── Passage to read

Skip to content

Deal Qatar

The West finds an unlikely partner in hostage negotiations.

Happy Tuesday! We would like to take a moment to pay our respects to Bobi, a 31-year-old Rafeiro do Alentejo who passed away this week in the Portuguese village of Conqueiros as the world’s oldest dog. Bobi’s owners believed the secret to his record-setting longevity was his exclusive diet of watered-down human food—an experiment your Morning Dispatchers will probably not be conducting for themselves.

Quick Hits: Today’s Top Stories

  • After more than a year of negotiation with the Nordic state, Turkish President Recep Tayyip Erdoğan sent a measure to his nation’s parliament on Monday that would ratify Sweden’s bid to join NATO. It’s not clear why Erdoğan has advanced the ratification now—after refusing to do so over complaints that Stockholm was too lax in addressing threats posed by the Kurdistan Workers’ Party (PKK), a Kurdish terror organization—or how long approval in parliament may take, with no vote yet scheduled. Hungary is the only other NATO member which has not yet ratified Sweden’s accession to the consensus-based alliance.
  • A Russian court on Monday extended its detention of journalist Alsu Kurmasheva—a Prague-based dual U.S. and Russian citizen who works for Radio Free Europe/Radio Liberty—until December. Kurmasheva was first detained in June after returning to Russia for a family emergency, and was charged last week with failing to register as a “foreign agent.” She is at least the second American journalist the Russian government has arrested since its invasion of Ukraine last year, following the detention of Wall Street Journal reporter Evan Gershkovich in March. 
  • Pentagon spokesman Brig. Gen. Patrick Ryder said the U.S. would “hold Iran responsible” for several drone attacks against U.S. forces in Iraq and Syria over the last week, though Ryder said the U.S. did not have evidence Tehran had “explicitly ordered” the drone strikes and did not say whether there would be retaliation against Iran. The spate of drone strikes came after Hamas, an Iran-backed terror organization, began its attack on Israel on October 7, killing 1,400 Israeli civilians. Axios reported Monday the Pentagon had sent Marine Corps Lt. Gen. James Glynn—who was involved in the fight against ISIS in Iraq—and several other U.S. military officers to Israel to advise Israeli Defense Forces (IDF) leadership on its operations against Hamas in Gaza.  
  • Hamas on Monday released two elderly Israeli women whom the group abducted from Kibbutz Nir Oz on October 7. Nurit Cooper and Yocheved Lifshitz—who were both taken with their husbands who have not yet been released—were reportedly set free on humanitarian grounds after mediation by Egypt and Qatar. The two were the second pair of hostages to be released—out of more than 200 currently believed to be in captivity in Gaza—after a mother and daughter, American citizens Judith and Natalie Raanan, were freed on Friday.  
  • Democratic Sen. Bob Menendez of New Jersey pleaded not guilty in a New Jersey court on Monday to the charge that he conspired to act as a foreign agent for Egypt. The allegation was part of a superseding indictment against the senator, who—along with his wife and several businessmen—was charged with bribery last month. A trial date has been set for May.

────
── Information shown

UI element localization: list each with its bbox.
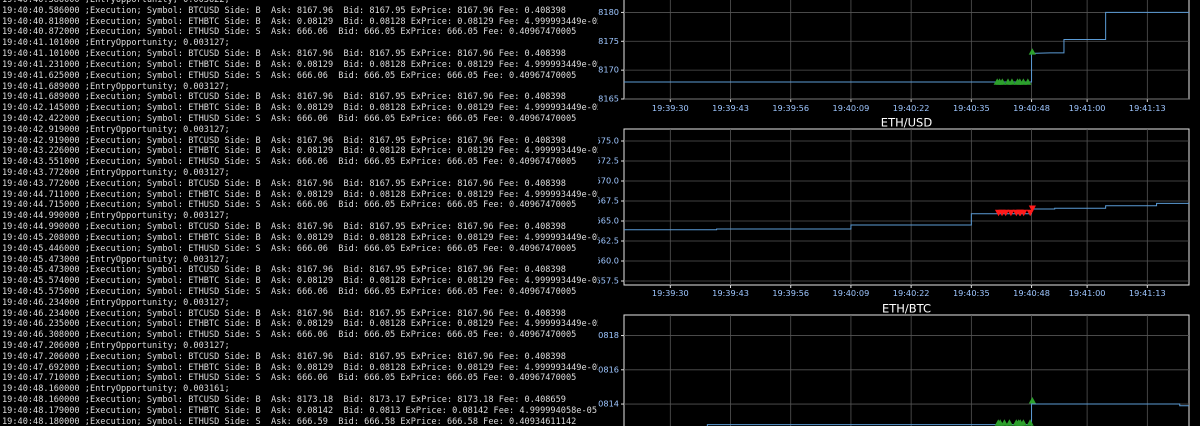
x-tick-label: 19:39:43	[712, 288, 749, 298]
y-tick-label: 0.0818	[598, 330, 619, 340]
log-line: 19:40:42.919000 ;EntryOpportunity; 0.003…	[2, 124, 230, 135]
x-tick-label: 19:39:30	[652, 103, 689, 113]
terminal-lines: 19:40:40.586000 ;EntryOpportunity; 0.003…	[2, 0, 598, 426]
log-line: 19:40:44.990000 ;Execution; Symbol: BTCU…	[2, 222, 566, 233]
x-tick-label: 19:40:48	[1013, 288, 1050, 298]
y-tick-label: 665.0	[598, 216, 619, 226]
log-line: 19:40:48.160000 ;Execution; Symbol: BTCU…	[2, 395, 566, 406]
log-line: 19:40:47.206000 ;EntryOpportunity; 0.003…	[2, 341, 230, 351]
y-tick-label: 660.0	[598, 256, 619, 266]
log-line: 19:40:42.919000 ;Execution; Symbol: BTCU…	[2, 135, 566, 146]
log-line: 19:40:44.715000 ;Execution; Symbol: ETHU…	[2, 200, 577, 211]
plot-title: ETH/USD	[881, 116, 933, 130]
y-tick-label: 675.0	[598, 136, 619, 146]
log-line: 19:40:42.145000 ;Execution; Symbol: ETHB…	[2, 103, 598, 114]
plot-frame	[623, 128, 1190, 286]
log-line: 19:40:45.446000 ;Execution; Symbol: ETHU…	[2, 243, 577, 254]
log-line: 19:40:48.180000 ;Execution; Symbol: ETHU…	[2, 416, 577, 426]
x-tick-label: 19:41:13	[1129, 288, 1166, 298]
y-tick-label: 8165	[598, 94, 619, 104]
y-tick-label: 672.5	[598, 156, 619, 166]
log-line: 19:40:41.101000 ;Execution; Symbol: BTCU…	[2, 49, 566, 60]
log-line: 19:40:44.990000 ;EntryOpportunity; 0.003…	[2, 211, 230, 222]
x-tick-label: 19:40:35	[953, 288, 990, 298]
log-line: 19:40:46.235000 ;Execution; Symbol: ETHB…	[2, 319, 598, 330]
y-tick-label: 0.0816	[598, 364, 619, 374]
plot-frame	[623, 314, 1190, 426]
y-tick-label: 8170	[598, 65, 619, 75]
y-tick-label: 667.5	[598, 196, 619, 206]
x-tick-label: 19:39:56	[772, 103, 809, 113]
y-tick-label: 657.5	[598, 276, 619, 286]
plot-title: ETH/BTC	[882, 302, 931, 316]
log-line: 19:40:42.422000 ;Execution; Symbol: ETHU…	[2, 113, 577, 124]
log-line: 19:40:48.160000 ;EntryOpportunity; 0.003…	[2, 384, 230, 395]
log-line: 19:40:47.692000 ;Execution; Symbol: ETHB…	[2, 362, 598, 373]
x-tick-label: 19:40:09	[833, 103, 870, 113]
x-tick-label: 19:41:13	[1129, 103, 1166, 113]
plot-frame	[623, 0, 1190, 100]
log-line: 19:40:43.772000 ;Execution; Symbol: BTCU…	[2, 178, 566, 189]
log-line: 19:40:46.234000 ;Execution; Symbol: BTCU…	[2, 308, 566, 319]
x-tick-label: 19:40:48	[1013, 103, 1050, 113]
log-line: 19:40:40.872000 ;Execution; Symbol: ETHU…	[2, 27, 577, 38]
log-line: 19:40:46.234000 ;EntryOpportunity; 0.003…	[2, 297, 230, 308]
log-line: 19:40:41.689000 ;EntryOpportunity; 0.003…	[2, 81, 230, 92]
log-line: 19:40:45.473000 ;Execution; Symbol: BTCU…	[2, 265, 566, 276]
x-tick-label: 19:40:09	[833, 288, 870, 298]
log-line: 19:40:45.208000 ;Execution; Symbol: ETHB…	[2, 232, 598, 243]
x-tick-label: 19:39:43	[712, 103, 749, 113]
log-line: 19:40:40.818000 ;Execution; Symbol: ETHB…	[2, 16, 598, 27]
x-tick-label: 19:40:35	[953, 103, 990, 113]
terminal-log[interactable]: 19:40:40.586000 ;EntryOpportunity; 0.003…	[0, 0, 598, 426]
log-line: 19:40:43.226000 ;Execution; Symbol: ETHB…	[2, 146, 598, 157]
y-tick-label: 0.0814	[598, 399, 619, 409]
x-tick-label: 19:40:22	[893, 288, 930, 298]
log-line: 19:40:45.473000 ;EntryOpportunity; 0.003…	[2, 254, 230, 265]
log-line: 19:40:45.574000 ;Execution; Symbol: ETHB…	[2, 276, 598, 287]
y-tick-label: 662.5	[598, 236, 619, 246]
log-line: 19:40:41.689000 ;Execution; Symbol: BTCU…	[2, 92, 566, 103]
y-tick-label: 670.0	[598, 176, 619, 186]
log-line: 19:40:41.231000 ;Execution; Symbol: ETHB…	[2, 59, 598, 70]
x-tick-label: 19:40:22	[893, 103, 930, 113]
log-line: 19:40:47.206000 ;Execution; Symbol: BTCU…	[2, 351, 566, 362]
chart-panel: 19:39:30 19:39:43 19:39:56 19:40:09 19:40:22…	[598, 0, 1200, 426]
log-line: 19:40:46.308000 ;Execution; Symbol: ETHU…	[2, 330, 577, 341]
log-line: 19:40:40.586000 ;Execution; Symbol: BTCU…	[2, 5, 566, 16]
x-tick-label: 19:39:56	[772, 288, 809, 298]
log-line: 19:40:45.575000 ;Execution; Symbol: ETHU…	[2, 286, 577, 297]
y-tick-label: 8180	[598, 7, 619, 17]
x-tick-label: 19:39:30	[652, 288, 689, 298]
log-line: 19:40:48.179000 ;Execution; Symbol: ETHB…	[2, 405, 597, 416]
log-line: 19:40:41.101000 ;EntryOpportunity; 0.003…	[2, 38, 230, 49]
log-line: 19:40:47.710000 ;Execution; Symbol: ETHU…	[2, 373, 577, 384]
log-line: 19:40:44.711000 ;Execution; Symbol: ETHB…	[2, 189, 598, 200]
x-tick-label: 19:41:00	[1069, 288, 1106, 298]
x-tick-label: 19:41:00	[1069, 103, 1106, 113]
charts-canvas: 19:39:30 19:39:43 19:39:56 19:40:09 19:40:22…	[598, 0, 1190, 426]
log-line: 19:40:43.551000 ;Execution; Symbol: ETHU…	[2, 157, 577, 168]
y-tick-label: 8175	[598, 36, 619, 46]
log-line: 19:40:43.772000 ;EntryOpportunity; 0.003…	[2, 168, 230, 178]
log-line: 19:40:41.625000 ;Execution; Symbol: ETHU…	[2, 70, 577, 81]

────

**Work to do**
Copy the news roundup word for word from "Quick Hits: Today’s" to "the consensus-based alliance.". Rely only on the news roundup for what follows.

**Solution for this exercise**
Quick Hits: Today’s Top Stories

  • After more than a year of negotiation with the Nordic state, Turkish President Recep Tayyip Erdoğan sent a measure to his nation’s parliament on Monday that would ratify Sweden’s bid to join NATO. It’s not clear why Erdoğan has advanced the ratification now—after refusing to do so over complaints that Stockholm was too lax in addressing threats posed by the Kurdistan Workers’ Party (PKK), a Kurdish terror organization—or how long approval in parliament may take, with no vote yet scheduled. Hungary is the only other NATO member which has not yet ratified Sweden’s accession to the consensus-based alliance.